EXERCISE PROMPT:
Locate all lines in the data below that hold "content" and show them.

# # # # # # #

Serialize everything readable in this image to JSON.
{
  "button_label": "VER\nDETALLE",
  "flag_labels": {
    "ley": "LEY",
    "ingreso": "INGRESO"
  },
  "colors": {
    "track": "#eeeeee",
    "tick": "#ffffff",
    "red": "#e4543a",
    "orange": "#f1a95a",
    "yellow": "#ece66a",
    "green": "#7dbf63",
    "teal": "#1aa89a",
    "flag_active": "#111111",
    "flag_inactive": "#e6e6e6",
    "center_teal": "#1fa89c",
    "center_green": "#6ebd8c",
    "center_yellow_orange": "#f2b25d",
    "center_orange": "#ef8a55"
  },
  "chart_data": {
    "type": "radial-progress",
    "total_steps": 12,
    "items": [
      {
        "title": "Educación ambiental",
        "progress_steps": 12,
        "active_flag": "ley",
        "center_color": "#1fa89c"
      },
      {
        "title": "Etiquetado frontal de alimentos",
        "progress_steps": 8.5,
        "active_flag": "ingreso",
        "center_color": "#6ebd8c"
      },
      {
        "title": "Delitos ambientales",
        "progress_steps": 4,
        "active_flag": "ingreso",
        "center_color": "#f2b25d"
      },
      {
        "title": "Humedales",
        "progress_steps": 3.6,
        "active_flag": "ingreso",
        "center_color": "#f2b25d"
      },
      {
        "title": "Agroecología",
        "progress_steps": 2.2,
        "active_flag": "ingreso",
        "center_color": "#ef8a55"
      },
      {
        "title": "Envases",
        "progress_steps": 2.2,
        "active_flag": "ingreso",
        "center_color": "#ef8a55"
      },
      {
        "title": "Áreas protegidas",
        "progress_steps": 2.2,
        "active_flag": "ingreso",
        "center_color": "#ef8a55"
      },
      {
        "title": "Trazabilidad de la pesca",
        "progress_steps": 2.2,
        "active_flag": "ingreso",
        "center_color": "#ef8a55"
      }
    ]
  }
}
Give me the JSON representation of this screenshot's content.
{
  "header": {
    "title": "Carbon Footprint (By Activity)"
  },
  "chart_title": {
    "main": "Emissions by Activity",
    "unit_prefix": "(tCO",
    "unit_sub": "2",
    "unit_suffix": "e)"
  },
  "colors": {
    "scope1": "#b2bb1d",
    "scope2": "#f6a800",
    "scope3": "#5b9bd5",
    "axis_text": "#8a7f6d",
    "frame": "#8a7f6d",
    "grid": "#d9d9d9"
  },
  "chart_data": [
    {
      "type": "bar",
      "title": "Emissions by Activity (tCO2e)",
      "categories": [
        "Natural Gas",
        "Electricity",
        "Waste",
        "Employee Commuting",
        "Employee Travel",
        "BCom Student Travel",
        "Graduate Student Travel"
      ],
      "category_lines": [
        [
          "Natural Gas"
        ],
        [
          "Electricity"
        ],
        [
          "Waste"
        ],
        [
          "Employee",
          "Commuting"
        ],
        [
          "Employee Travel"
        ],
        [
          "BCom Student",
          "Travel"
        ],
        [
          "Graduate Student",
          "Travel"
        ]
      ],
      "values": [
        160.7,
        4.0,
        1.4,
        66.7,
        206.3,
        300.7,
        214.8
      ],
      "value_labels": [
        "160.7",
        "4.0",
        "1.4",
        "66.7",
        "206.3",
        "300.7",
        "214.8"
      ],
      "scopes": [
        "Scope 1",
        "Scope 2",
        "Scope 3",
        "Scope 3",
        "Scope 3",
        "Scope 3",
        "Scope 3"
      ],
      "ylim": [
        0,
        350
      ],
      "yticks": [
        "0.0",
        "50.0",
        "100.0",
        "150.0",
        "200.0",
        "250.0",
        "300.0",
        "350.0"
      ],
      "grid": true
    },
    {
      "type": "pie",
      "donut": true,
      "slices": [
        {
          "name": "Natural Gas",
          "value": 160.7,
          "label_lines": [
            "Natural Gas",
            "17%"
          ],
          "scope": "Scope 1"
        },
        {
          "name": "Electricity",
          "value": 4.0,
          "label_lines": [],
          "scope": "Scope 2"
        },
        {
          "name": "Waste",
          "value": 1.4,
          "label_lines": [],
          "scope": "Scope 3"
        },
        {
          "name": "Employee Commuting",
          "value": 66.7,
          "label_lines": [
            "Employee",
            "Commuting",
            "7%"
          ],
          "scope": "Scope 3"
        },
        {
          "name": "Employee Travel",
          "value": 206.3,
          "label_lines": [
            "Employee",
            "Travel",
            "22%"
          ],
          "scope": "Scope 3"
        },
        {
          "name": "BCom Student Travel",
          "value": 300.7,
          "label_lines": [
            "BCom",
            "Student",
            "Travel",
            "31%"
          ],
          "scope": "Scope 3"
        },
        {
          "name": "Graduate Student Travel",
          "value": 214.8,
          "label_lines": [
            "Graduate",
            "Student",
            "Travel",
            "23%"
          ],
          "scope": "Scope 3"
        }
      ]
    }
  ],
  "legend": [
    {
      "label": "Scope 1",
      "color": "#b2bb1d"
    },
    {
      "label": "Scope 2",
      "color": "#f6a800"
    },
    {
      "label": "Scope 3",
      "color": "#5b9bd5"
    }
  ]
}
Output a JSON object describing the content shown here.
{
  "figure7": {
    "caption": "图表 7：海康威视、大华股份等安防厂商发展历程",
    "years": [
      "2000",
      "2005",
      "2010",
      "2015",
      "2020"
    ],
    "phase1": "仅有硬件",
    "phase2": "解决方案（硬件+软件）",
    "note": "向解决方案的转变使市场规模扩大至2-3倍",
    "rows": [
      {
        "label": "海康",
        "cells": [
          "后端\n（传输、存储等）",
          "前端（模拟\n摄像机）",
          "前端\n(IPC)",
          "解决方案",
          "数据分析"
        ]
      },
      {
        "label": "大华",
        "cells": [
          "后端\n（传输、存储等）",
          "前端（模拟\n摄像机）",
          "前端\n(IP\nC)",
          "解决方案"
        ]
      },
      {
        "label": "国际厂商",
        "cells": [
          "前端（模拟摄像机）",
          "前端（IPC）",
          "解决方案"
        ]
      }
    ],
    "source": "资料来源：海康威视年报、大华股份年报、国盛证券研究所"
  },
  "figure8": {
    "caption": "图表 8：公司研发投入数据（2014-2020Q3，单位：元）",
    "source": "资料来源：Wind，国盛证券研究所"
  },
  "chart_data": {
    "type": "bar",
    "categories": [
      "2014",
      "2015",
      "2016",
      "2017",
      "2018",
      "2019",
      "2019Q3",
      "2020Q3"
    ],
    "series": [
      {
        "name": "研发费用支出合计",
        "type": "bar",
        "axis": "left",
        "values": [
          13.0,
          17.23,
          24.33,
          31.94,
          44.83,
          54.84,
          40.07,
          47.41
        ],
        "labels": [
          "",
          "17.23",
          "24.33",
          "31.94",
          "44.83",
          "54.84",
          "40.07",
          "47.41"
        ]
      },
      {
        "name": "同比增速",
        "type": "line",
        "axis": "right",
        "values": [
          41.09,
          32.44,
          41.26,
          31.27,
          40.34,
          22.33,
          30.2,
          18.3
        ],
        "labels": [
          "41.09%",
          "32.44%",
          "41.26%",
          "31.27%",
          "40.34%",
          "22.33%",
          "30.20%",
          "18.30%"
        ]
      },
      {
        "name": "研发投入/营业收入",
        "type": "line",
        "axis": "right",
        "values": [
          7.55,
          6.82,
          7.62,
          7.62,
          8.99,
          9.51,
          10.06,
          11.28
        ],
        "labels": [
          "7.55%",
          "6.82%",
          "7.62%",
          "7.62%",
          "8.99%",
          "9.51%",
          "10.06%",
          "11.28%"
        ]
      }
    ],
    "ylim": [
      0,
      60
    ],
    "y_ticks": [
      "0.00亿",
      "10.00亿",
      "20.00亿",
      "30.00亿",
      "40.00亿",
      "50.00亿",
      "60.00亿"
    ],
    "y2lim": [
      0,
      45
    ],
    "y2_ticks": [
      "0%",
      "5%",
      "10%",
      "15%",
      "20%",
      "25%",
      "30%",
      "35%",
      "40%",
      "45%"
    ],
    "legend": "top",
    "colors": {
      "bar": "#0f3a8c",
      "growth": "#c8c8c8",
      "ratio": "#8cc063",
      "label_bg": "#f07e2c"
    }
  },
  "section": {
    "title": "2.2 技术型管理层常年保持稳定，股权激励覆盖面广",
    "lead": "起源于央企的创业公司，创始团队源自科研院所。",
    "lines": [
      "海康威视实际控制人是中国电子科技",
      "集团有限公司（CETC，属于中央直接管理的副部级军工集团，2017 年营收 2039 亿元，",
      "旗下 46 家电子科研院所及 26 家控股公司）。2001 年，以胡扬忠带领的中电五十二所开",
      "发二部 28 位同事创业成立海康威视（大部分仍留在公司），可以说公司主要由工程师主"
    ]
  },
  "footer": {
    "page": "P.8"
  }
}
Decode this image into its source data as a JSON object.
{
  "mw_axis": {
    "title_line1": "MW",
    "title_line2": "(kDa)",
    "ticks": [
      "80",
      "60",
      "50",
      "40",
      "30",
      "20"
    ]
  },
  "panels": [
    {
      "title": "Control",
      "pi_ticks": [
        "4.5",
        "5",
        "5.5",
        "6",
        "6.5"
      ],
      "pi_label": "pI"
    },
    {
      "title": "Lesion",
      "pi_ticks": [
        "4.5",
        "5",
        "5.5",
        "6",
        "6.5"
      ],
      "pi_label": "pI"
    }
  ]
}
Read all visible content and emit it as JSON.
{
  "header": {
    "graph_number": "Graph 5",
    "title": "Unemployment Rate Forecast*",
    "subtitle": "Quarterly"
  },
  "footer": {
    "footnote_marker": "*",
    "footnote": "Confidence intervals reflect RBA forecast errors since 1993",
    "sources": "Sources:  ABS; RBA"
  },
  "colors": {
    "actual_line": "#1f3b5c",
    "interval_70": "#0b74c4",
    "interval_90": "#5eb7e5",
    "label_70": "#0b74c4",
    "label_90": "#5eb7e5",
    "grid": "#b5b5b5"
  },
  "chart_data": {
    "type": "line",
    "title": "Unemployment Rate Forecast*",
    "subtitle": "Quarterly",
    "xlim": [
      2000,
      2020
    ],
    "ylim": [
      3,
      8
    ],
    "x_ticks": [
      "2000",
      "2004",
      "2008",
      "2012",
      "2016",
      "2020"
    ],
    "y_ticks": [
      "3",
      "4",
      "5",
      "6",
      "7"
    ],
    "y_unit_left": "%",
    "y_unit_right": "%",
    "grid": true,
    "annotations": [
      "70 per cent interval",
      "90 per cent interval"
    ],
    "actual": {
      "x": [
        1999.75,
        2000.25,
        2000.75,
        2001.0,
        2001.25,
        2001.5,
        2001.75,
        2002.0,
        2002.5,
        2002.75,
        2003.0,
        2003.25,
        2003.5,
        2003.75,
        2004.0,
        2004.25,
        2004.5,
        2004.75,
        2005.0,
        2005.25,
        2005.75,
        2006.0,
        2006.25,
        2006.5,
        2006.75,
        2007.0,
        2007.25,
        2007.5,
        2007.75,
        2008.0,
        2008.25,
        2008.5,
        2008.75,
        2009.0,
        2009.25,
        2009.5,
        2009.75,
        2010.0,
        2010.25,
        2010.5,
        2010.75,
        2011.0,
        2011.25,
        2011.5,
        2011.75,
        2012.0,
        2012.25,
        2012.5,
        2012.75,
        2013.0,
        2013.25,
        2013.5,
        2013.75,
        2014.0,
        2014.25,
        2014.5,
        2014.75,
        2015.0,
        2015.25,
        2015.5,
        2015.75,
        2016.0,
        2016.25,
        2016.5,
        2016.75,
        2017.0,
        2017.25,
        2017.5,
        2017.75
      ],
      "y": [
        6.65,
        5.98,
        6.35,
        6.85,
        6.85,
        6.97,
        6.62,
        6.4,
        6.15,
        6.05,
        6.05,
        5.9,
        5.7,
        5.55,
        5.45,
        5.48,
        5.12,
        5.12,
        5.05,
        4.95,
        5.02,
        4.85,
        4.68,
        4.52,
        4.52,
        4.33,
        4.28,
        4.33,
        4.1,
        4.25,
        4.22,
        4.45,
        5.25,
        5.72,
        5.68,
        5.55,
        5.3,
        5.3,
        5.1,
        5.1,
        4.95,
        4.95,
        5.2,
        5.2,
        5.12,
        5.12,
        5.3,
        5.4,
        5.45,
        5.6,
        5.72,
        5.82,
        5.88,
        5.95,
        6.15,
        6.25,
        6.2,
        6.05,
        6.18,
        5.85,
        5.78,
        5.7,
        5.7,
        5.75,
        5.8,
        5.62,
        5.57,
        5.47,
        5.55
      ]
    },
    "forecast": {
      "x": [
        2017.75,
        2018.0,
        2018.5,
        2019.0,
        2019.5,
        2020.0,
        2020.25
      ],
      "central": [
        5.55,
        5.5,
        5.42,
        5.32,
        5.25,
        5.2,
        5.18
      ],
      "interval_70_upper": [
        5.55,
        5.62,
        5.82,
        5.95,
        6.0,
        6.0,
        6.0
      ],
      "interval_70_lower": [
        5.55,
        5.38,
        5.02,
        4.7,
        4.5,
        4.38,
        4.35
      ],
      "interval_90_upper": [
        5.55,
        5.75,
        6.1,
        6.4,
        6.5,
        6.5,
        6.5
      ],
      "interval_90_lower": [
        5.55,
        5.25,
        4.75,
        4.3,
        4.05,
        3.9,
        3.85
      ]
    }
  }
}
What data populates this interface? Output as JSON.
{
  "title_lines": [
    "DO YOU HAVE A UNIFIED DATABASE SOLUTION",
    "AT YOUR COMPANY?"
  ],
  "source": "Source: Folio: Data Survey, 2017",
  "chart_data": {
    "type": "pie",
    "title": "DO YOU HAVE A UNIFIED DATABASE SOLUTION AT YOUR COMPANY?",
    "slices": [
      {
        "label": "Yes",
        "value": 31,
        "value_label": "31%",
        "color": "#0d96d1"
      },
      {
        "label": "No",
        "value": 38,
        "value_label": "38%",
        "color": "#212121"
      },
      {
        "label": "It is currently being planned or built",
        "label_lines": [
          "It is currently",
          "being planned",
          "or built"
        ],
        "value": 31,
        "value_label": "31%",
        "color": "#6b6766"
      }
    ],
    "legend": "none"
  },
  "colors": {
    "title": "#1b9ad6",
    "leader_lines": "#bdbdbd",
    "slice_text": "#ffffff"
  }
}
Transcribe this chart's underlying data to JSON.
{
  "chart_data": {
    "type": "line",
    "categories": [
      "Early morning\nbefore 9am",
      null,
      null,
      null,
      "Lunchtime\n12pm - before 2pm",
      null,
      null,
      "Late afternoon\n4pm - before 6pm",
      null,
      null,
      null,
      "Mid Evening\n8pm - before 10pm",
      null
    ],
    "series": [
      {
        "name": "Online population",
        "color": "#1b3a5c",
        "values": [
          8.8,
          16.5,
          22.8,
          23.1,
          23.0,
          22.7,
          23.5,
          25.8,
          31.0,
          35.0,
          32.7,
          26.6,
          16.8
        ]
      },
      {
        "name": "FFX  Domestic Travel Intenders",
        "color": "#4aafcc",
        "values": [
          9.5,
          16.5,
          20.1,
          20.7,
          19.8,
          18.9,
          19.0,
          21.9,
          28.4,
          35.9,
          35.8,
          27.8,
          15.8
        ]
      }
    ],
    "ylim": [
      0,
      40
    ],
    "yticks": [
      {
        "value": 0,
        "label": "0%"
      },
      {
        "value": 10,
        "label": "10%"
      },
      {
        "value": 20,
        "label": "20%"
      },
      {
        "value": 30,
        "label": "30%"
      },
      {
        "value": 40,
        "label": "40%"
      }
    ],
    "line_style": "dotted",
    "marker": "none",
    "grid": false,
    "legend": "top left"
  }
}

# # # # # # #

OUTPUT BELOW:
Give me the JSON representation of this screenshot's content.
Output a JSON object describing the content shown here.
Read all visible content and emit it as JSON.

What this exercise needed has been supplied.